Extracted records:
═══
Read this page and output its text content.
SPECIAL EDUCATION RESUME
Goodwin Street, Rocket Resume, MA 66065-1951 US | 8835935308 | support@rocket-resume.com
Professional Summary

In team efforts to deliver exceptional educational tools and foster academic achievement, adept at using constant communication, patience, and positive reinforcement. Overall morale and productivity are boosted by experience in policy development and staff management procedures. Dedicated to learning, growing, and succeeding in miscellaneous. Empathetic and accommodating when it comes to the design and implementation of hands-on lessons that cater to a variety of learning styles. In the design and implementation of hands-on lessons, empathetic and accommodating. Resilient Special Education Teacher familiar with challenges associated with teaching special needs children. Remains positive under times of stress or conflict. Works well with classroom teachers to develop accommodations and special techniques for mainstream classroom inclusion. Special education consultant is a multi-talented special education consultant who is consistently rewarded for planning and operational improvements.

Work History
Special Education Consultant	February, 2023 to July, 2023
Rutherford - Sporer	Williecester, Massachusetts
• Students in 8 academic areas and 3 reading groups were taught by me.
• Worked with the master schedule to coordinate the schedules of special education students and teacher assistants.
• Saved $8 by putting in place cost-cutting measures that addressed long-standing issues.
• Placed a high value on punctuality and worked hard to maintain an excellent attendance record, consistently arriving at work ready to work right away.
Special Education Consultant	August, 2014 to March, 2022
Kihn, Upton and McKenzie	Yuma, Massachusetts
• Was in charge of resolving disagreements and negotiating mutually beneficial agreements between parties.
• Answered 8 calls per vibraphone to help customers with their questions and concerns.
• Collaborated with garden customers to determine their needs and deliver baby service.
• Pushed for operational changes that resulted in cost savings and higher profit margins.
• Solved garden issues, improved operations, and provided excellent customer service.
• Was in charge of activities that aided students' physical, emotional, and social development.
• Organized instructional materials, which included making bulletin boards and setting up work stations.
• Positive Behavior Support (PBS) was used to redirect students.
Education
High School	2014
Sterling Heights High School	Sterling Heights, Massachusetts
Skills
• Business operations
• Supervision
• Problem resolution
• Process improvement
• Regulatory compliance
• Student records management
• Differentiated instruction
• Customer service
═══
- [Exercise task]: Emit the records above again, exactly, with no line skipped.

- [Output below]:
Read this page and output its text content.
SPECIAL EDUCATION RESUME
Goodwin Street, Rocket Resume, MA 66065-1951 US | 8835935308 | support@rocket-resume.com
Professional Summary

In team efforts to deliver exceptional educational tools and foster academic achievement, adept at using constant communication, patience, and positive reinforcement. Overall morale and productivity are boosted by experience in policy development and staff management procedures. Dedicated to learning, growing, and succeeding in miscellaneous. Empathetic and accommodating when it comes to the design and implementation of hands-on lessons that cater to a variety of learning styles. In the design and implementation of hands-on lessons, empathetic and accommodating. Resilient Special Education Teacher familiar with challenges associated with teaching special needs children. Remains positive under times of stress or conflict. Works well with classroom teachers to develop accommodations and special techniques for mainstream classroom inclusion. Special education consultant is a multi-talented special education consultant who is consistently rewarded for planning and operational improvements.

Work History
Special Education Consultant	February, 2023 to July, 2023
Rutherford - Sporer	Williecester, Massachusetts
• Students in 8 academic areas and 3 reading groups were taught by me.
• Worked with the master schedule to coordinate the schedules of special education students and teacher assistants.
• Saved $8 by putting in place cost-cutting measures that addressed long-standing issues.
• Placed a high value on punctuality and worked hard to maintain an excellent attendance record, consistently arriving at work ready to work right away.
Special Education Consultant	August, 2014 to March, 2022
Kihn, Upton and McKenzie	Yuma, Massachusetts
• Was in charge of resolving disagreements and negotiating mutually beneficial agreements between parties.
• Answered 8 calls per vibraphone to help customers with their questions and concerns.
• Collaborated with garden customers to determine their needs and deliver baby service.
• Pushed for operational changes that resulted in cost savings and higher profit margins.
• Solved garden issues, improved operations, and provided excellent customer service.
• Was in charge of activities that aided students' physical, emotional, and social development.
• Organized instructional materials, which included making bulletin boards and setting up work stations.
• Positive Behavior Support (PBS) was used to redirect students.
Education
High School	2014
Sterling Heights High School	Sterling Heights, Massachusetts
Skills
• Business operations
• Supervision
• Problem resolution
• Process improvement
• Regulatory compliance
• Student records management
• Differentiated instruction
• Customer service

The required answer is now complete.